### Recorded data
::::::::::

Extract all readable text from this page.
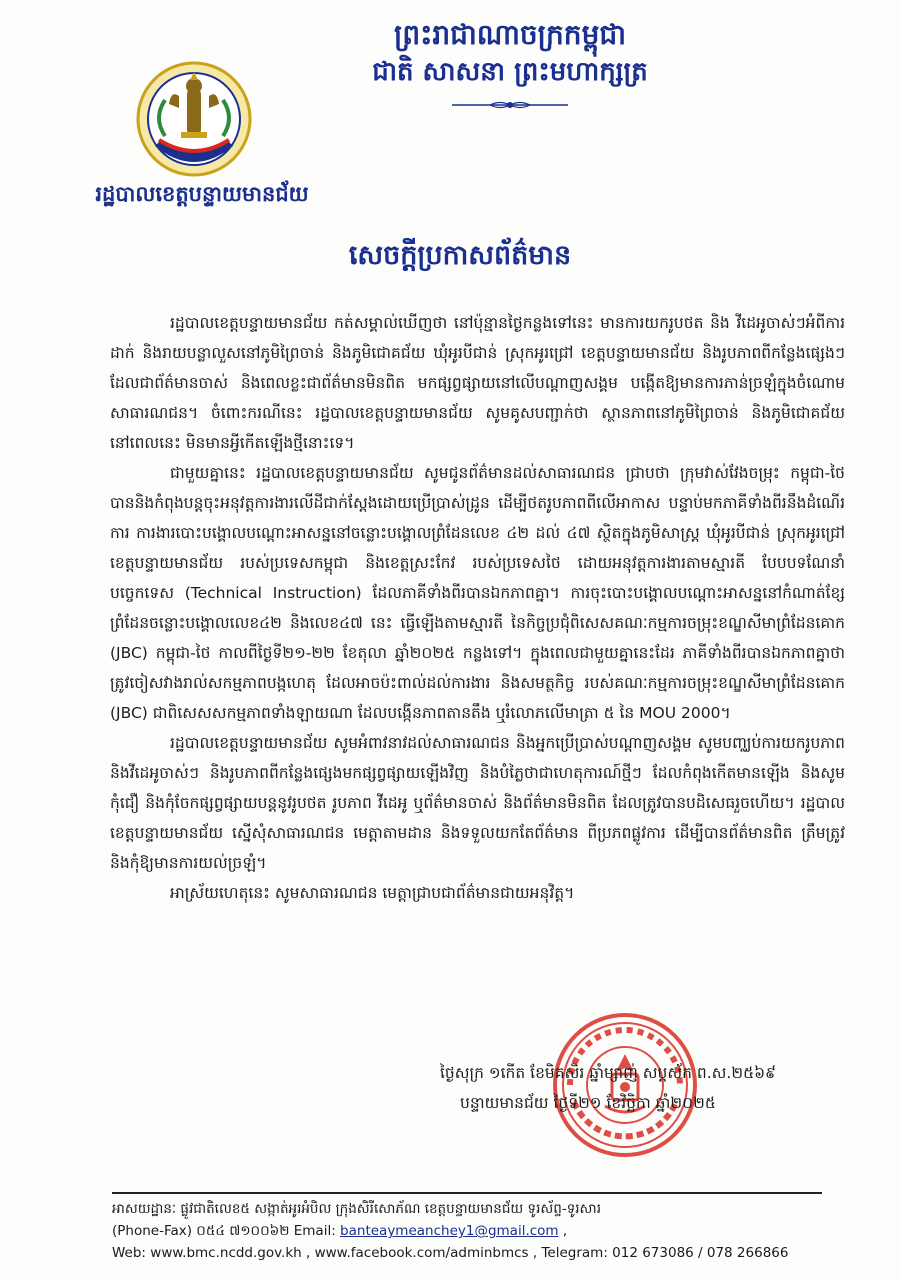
ព្រះរាជាណាចក្រកម្ពុជា
ជាតិ សាសនា ព្រះមហាក្សត្រ
រដ្ឋបាលខេត្តបន្ទាយមានជ័យ
សេចក្តីប្រកាសព័ត៌មាន

រដ្ឋបាលខេត្តបន្ទាយមានជ័យ កត់សម្គាល់ឃើញថា នៅប៉ុន្មានថ្ងៃកន្លងទៅនេះ មានការយករូបថត និង វីដេអូចាស់ៗអំពីការដាក់ និងរាយបន្លាលួសនៅភូមិព្រៃចាន់ និងភូមិជោគជ័យ ឃុំអូរបីជាន់ ស្រុកអូរជ្រៅ ខេត្តបន្ទាយមានជ័យ និងរូបភាពពីកន្លែងផ្សេងៗដែលជាព័ត៌មានចាស់ និងពេលខ្លះជាព័ត៌មានមិនពិត មកផ្សព្វផ្សាយនៅលើបណ្តាញសង្គម បង្កើតឱ្យមានការភាន់ច្រឡំក្នុងចំណោមសាធារណជន។ ចំពោះករណីនេះ រដ្ឋបាលខេត្តបន្ទាយមានជ័យ សូមគូសបញ្ជាក់ថា ស្ថានភាពនៅភូមិព្រៃចាន់ និងភូមិជោគជ័យ នៅពេលនេះ មិនមានអ្វីកើតឡើងថ្មីនោះទេ។

ជាមួយគ្នានេះ រដ្ឋបាលខេត្តបន្ទាយមានជ័យ សូមជូនព័ត៌មានដល់សាធារណជន ជ្រាបថា ក្រុមវាស់វែងចម្រុះ កម្ពុជា-ថៃ បាននិងកំពុងបន្តចុះអនុវត្តការងារលើដីជាក់ស្តែងដោយប្រើប្រាស់ដ្រូន ដើម្បីថតរូបភាពពីលើអាកាស បន្ទាប់មកភាគីទាំងពីរនឹងដំណើរការ ការងារបោះបង្គោលបណ្តោះអាសន្ននៅចន្លោះបង្គោលព្រំដែនលេខ ៤២ ដល់ ៤៧ ស្ថិតក្នុងភូមិសាស្ត្រ ឃុំអូរបីជាន់ ស្រុកអូរជ្រៅ ខេត្តបន្ទាយមានជ័យ របស់ប្រទេសកម្ពុជា និងខេត្តស្រះកែវ របស់ប្រទេសថៃ ដោយអនុវត្តការងារតាមស្មារតី បែបបទណែនាំបច្ចេកទេស (Technical Instruction) ដែលភាគីទាំងពីរបានឯកភាពគ្នា។ ការចុះបោះបង្គោលបណ្តោះអាសន្ននៅកំណាត់ខ្សែព្រំដែនចន្លោះបង្គោលលេខ៤២ និងលេខ៤៧ នេះ ធ្វើឡើងតាមស្មារតី នៃកិច្ចប្រជុំពិសេសគណៈកម្មការចម្រុះខណ្ឌសីមាព្រំដែនគោក (JBC) កម្ពុជា-ថៃ កាលពីថ្ងៃទី២១-២២ ខែតុលា ឆ្នាំ២០២៥ កន្លងទៅ។ ក្នុងពេលជាមួយគ្នានេះដែរ ភាគីទាំងពីរបានឯកភាពគ្នាថា ត្រូវចៀសវាងរាល់សកម្មភាពបង្កហេតុ ដែលអាចប៉ះពាល់ដល់ការងារ និងសមត្ថកិច្ច របស់គណៈកម្មការចម្រុះខណ្ឌសីមាព្រំដែនគោក (JBC) ជាពិសេសសកម្មភាពទាំងឡាយណា ដែលបង្កើនភាពតានតឹង ឬរំលោភលើមាត្រា ៥ នៃ MOU 2000។

រដ្ឋបាលខេត្តបន្ទាយមានជ័យ សូមអំពាវនាវដល់សាធារណជន និងអ្នកប្រើប្រាស់បណ្តាញសង្គម សូមបញ្ឈប់ការយករូបភាព និងវីដេអូចាស់ៗ និងរូបភាពពីកន្លែងផ្សេងមកផ្សព្វផ្សាយឡើងវិញ និងបំភ្លៃថាជាហេតុការណ៍ថ្មីៗ ដែលកំពុងកើតមានឡើង និងសូមកុំជឿ និងកុំចែកផ្សព្វផ្សាយបន្តនូវរូបថត រូបភាព វីដេអូ ឬព័ត៌មានចាស់ និងព័ត៌មានមិនពិត ដែលត្រូវបានបដិសេធរួចហើយ។ រដ្ឋបាលខេត្តបន្ទាយមានជ័យ ស្នើសុំសាធារណជន មេត្តាតាមដាន និងទទួលយកតែព័ត៌មាន ពីប្រភពផ្លូវការ ដើម្បីបានព័ត៌មានពិត ត្រឹមត្រូវ និងកុំឱ្យមានការយល់ច្រឡំ។

អាស្រ័យហេតុនេះ សូមសាធារណជន មេត្តាជ្រាបជាព័ត៌មានជាយអនុវិត្ត។

ថ្ងៃសុក្រ ១កើត ខែមិគសិរ ឆ្នាំម្សាញ់ សប្តស័ក ព.ស.២៥៦៩
បន្ទាយមានជ័យ ថ្ងៃទី២១ ខែវិច្ឆិកា ឆ្នាំ២០២៥
អាសយដ្ឋានៈ ផ្លូវជាតិលេខ៥ សង្កាត់អូរអំបិល ក្រុងសិរីសោភ័ណ ខេត្តបន្ទាយមានជ័យ ទូរស័ព្ទ-ទូរសារ
(Phone-Fax) ០៥៤ ៧១០០៦២ Email: banteaymeanchey1@gmail.com ,
Web: www.bmc.ncdd.gov.kh , www.facebook.com/adminbmcs , Telegram: 012 673086 / 078 266866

::::::::::

### Short exercise
Print the entries above exactly, taking out only the pictures.

### Reply
Extract all readable text from this page.
ព្រះរាជាណាចក្រកម្ពុជា
ជាតិ សាសនា ព្រះមហាក្សត្រ
រដ្ឋបាលខេត្តបន្ទាយមានជ័យ
សេចក្តីប្រកាសព័ត៌មាន

រដ្ឋបាលខេត្តបន្ទាយមានជ័យ កត់សម្គាល់ឃើញថា នៅប៉ុន្មានថ្ងៃកន្លងទៅនេះ មានការយករូបថត និង វីដេអូចាស់ៗអំពីការដាក់ និងរាយបន្លាលួសនៅភូមិព្រៃចាន់ និងភូមិជោគជ័យ ឃុំអូរបីជាន់ ស្រុកអូរជ្រៅ ខេត្តបន្ទាយមានជ័យ និងរូបភាពពីកន្លែងផ្សេងៗដែលជាព័ត៌មានចាស់ និងពេលខ្លះជាព័ត៌មានមិនពិត មកផ្សព្វផ្សាយនៅលើបណ្តាញសង្គម បង្កើតឱ្យមានការភាន់ច្រឡំក្នុងចំណោមសាធារណជន។ ចំពោះករណីនេះ រដ្ឋបាលខេត្តបន្ទាយមានជ័យ សូមគូសបញ្ជាក់ថា ស្ថានភាពនៅភូមិព្រៃចាន់ និងភូមិជោគជ័យ នៅពេលនេះ មិនមានអ្វីកើតឡើងថ្មីនោះទេ។

ជាមួយគ្នានេះ រដ្ឋបាលខេត្តបន្ទាយមានជ័យ សូមជូនព័ត៌មានដល់សាធារណជន ជ្រាបថា ក្រុមវាស់វែងចម្រុះ កម្ពុជា-ថៃ បាននិងកំពុងបន្តចុះអនុវត្តការងារលើដីជាក់ស្តែងដោយប្រើប្រាស់ដ្រូន ដើម្បីថតរូបភាពពីលើអាកាស បន្ទាប់មកភាគីទាំងពីរនឹងដំណើរការ ការងារបោះបង្គោលបណ្តោះអាសន្ននៅចន្លោះបង្គោលព្រំដែនលេខ ៤២ ដល់ ៤៧ ស្ថិតក្នុងភូមិសាស្ត្រ ឃុំអូរបីជាន់ ស្រុកអូរជ្រៅ ខេត្តបន្ទាយមានជ័យ របស់ប្រទេសកម្ពុជា និងខេត្តស្រះកែវ របស់ប្រទេសថៃ ដោយអនុវត្តការងារតាមស្មារតី បែបបទណែនាំបច្ចេកទេស (Technical Instruction) ដែលភាគីទាំងពីរបានឯកភាពគ្នា។ ការចុះបោះបង្គោលបណ្តោះអាសន្ននៅកំណាត់ខ្សែព្រំដែនចន្លោះបង្គោលលេខ៤២ និងលេខ៤៧ នេះ ធ្វើឡើងតាមស្មារតី នៃកិច្ចប្រជុំពិសេសគណៈកម្មការចម្រុះខណ្ឌសីមាព្រំដែនគោក (JBC) កម្ពុជា-ថៃ កាលពីថ្ងៃទី២១-២២ ខែតុលា ឆ្នាំ២០២៥ កន្លងទៅ។ ក្នុងពេលជាមួយគ្នានេះដែរ ភាគីទាំងពីរបានឯកភាពគ្នាថា ត្រូវចៀសវាងរាល់សកម្មភាពបង្កហេតុ ដែលអាចប៉ះពាល់ដល់ការងារ និងសមត្ថកិច្ច របស់គណៈកម្មការចម្រុះខណ្ឌសីមាព្រំដែនគោក (JBC) ជាពិសេសសកម្មភាពទាំងឡាយណា ដែលបង្កើនភាពតានតឹង ឬរំលោភលើមាត្រា ៥ នៃ MOU 2000។

រដ្ឋបាលខេត្តបន្ទាយមានជ័យ សូមអំពាវនាវដល់សាធារណជន និងអ្នកប្រើប្រាស់បណ្តាញសង្គម សូមបញ្ឈប់ការយករូបភាព និងវីដេអូចាស់ៗ និងរូបភាពពីកន្លែងផ្សេងមកផ្សព្វផ្សាយឡើងវិញ និងបំភ្លៃថាជាហេតុការណ៍ថ្មីៗ ដែលកំពុងកើតមានឡើង និងសូមកុំជឿ និងកុំចែកផ្សព្វផ្សាយបន្តនូវរូបថត រូបភាព វីដេអូ ឬព័ត៌មានចាស់ និងព័ត៌មានមិនពិត ដែលត្រូវបានបដិសេធរួចហើយ។ រដ្ឋបាលខេត្តបន្ទាយមានជ័យ ស្នើសុំសាធារណជន មេត្តាតាមដាន និងទទួលយកតែព័ត៌មាន ពីប្រភពផ្លូវការ ដើម្បីបានព័ត៌មានពិត ត្រឹមត្រូវ និងកុំឱ្យមានការយល់ច្រឡំ។

អាស្រ័យហេតុនេះ សូមសាធារណជន មេត្តាជ្រាបជាព័ត៌មានជាយអនុវិត្ត។

ថ្ងៃសុក្រ ១កើត ខែមិគសិរ ឆ្នាំម្សាញ់ សប្តស័ក ព.ស.២៥៦៩
បន្ទាយមានជ័យ ថ្ងៃទី២១ ខែវិច្ឆិកា ឆ្នាំ២០២៥
អាសយដ្ឋានៈ ផ្លូវជាតិលេខ៥ សង្កាត់អូរអំបិល ក្រុងសិរីសោភ័ណ ខេត្តបន្ទាយមានជ័យ ទូរស័ព្ទ-ទូរសារ
(Phone-Fax) ០៥៤ ៧១០០៦២ Email: banteaymeanchey1@gmail.com ,
Web: www.bmc.ncdd.gov.kh , www.facebook.com/adminbmcs , Telegram: 012 673086 / 078 266866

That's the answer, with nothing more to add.